(Saved data entries)
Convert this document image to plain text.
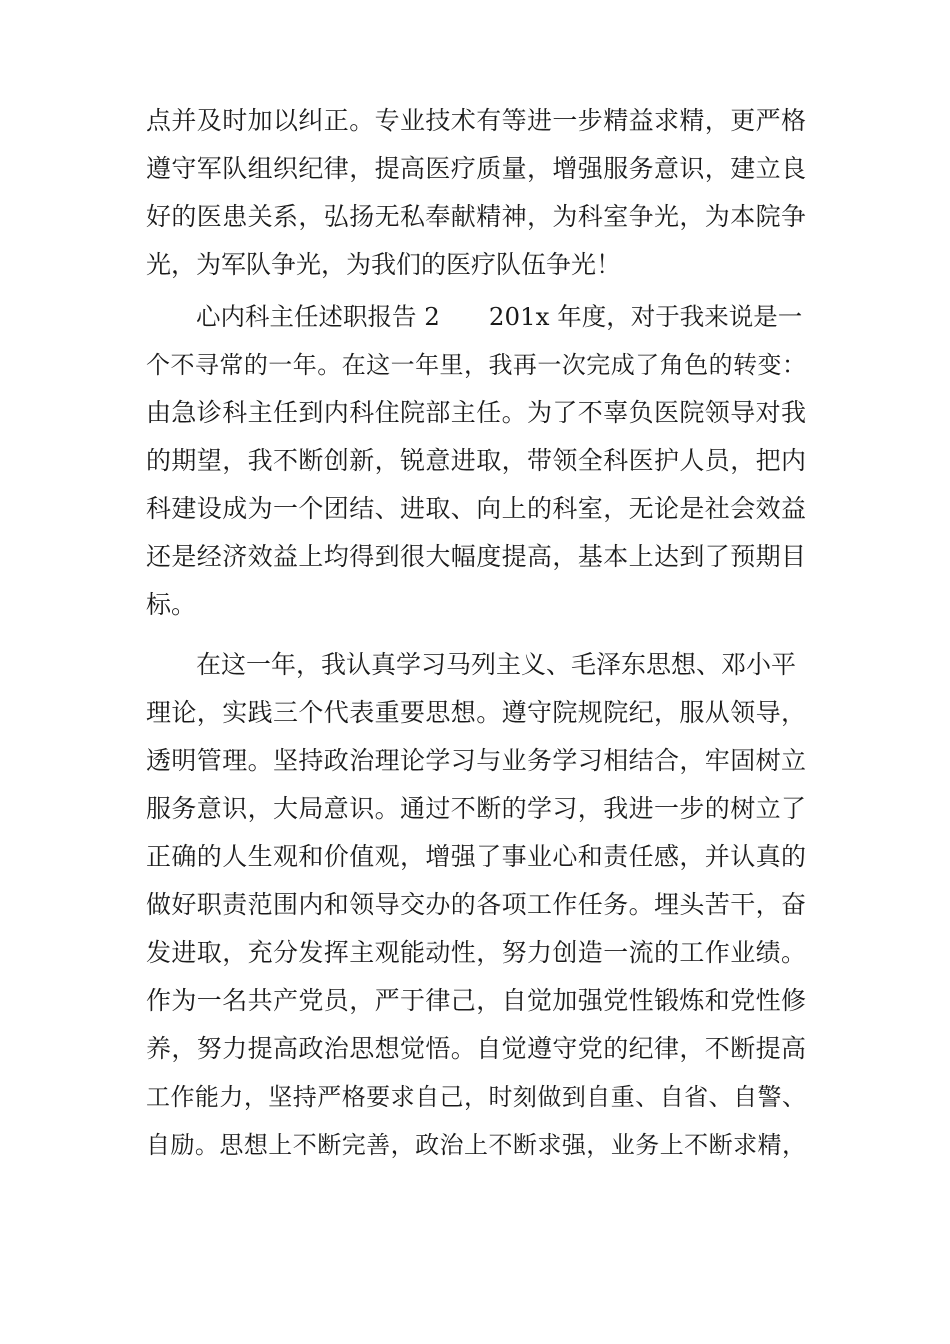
点并及时加以纠正。专业技术有等进一步精益求精，更严格
遵守军队组织纪律，提高医疗质量，增强服务意识，建立良
好的医患关系，弘扬无私奉献精神，为科室争光，为本院争
光，为军队争光，为我们的医疗队伍争光！
心内科主任述职报告 2　　201x 年度，对于我来说是一
个不寻常的一年。在这一年里，我再一次完成了角色的转变：
由急诊科主任到内科住院部主任。为了不辜负医院领导对我
的期望，我不断创新，锐意进取，带领全科医护人员，把内
科建设成为一个团结、进取、向上的科室，无论是社会效益
还是经济效益上均得到很大幅度提高，基本上达到了预期目
标。
在这一年，我认真学习马列主义、毛泽东思想、邓小平
理论，实践三个代表重要思想。遵守院规院纪，服从领导，
透明管理。坚持政治理论学习与业务学习相结合，牢固树立
服务意识，大局意识。通过不断的学习，我进一步的树立了
正确的人生观和价值观，增强了事业心和责任感，并认真的
做好职责范围内和领导交办的各项工作任务。埋头苦干，奋
发进取，充分发挥主观能动性，努力创造一流的工作业绩。
作为一名共产党员，严于律己，自觉加强党性锻炼和党性修
养，努力提高政治思想觉悟。自觉遵守党的纪律，不断提高
工作能力，坚持严格要求自己，时刻做到自重、自省、自警、
自励。思想上不断完善，政治上不断求强，业务上不断求精，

▸ Exercise aim
Reproduce every record above exactly, but leave out the pictures.

▸ Finished task
Convert this document image to plain text.
点并及时加以纠正。专业技术有等进一步精益求精，更严格
遵守军队组织纪律，提高医疗质量，增强服务意识，建立良
好的医患关系，弘扬无私奉献精神，为科室争光，为本院争
光，为军队争光，为我们的医疗队伍争光！
心内科主任述职报告 2　　201x 年度，对于我来说是一
个不寻常的一年。在这一年里，我再一次完成了角色的转变：
由急诊科主任到内科住院部主任。为了不辜负医院领导对我
的期望，我不断创新，锐意进取，带领全科医护人员，把内
科建设成为一个团结、进取、向上的科室，无论是社会效益
还是经济效益上均得到很大幅度提高，基本上达到了预期目
标。
在这一年，我认真学习马列主义、毛泽东思想、邓小平
理论，实践三个代表重要思想。遵守院规院纪，服从领导，
透明管理。坚持政治理论学习与业务学习相结合，牢固树立
服务意识，大局意识。通过不断的学习，我进一步的树立了
正确的人生观和价值观，增强了事业心和责任感，并认真的
做好职责范围内和领导交办的各项工作任务。埋头苦干，奋
发进取，充分发挥主观能动性，努力创造一流的工作业绩。
作为一名共产党员，严于律己，自觉加强党性锻炼和党性修
养，努力提高政治思想觉悟。自觉遵守党的纪律，不断提高
工作能力，坚持严格要求自己，时刻做到自重、自省、自警、
自励。思想上不断完善，政治上不断求强，业务上不断求精，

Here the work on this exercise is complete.